▸ **Task brief**: List each line of the data that holds the string "name", please.

(begin)

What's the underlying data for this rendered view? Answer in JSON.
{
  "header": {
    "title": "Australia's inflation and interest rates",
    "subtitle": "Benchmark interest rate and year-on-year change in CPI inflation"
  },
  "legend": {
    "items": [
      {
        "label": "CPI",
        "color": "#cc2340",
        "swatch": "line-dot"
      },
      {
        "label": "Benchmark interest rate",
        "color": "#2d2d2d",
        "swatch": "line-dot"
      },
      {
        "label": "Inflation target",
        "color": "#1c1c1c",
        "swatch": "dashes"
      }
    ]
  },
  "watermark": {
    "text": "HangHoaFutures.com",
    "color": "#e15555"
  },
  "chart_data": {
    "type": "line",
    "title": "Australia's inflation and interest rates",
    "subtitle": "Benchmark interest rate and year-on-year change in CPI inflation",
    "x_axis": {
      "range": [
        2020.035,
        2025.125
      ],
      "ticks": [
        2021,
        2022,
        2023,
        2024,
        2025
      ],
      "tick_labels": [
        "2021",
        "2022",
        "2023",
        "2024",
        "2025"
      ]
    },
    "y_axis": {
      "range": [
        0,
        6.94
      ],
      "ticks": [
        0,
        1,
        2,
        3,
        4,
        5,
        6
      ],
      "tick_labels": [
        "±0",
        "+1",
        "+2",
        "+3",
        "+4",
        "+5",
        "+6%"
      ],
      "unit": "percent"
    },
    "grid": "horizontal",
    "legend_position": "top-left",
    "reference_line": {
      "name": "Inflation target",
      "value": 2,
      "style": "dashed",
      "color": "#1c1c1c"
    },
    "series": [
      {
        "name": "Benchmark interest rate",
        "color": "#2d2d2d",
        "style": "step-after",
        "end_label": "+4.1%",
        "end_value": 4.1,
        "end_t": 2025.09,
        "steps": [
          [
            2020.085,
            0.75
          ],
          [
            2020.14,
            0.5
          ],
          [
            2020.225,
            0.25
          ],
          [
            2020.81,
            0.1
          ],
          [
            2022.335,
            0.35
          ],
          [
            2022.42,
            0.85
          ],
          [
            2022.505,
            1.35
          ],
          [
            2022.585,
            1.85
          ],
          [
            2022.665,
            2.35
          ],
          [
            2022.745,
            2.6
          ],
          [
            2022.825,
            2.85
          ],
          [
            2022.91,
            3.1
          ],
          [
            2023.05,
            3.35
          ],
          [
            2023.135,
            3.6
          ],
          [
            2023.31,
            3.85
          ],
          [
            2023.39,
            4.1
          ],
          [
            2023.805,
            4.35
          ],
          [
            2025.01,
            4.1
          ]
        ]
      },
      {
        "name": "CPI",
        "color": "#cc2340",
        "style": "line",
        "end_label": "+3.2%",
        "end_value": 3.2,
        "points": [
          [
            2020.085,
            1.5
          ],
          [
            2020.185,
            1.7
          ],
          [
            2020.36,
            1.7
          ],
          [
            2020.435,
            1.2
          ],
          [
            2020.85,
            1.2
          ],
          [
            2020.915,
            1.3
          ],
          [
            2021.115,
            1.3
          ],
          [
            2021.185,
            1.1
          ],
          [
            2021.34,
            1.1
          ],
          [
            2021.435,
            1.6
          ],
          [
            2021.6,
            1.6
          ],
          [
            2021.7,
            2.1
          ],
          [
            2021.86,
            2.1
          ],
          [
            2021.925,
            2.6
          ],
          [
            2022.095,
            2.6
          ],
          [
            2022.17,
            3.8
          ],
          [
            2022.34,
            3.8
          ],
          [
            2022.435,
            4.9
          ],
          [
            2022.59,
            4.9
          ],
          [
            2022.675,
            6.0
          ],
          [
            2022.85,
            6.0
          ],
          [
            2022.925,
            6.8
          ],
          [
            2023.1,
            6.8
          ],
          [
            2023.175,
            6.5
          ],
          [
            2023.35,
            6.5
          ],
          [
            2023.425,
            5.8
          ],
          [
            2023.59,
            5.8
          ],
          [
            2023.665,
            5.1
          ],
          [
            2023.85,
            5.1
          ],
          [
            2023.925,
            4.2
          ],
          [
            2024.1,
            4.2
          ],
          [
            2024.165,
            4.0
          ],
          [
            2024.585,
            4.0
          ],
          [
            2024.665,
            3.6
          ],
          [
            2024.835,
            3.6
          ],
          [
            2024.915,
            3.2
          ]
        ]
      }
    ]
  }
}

(end)

▸ **Full solution**:
      "name": "Inflation target",
        "name": "Benchmark interest rate",
        "name": "CPI",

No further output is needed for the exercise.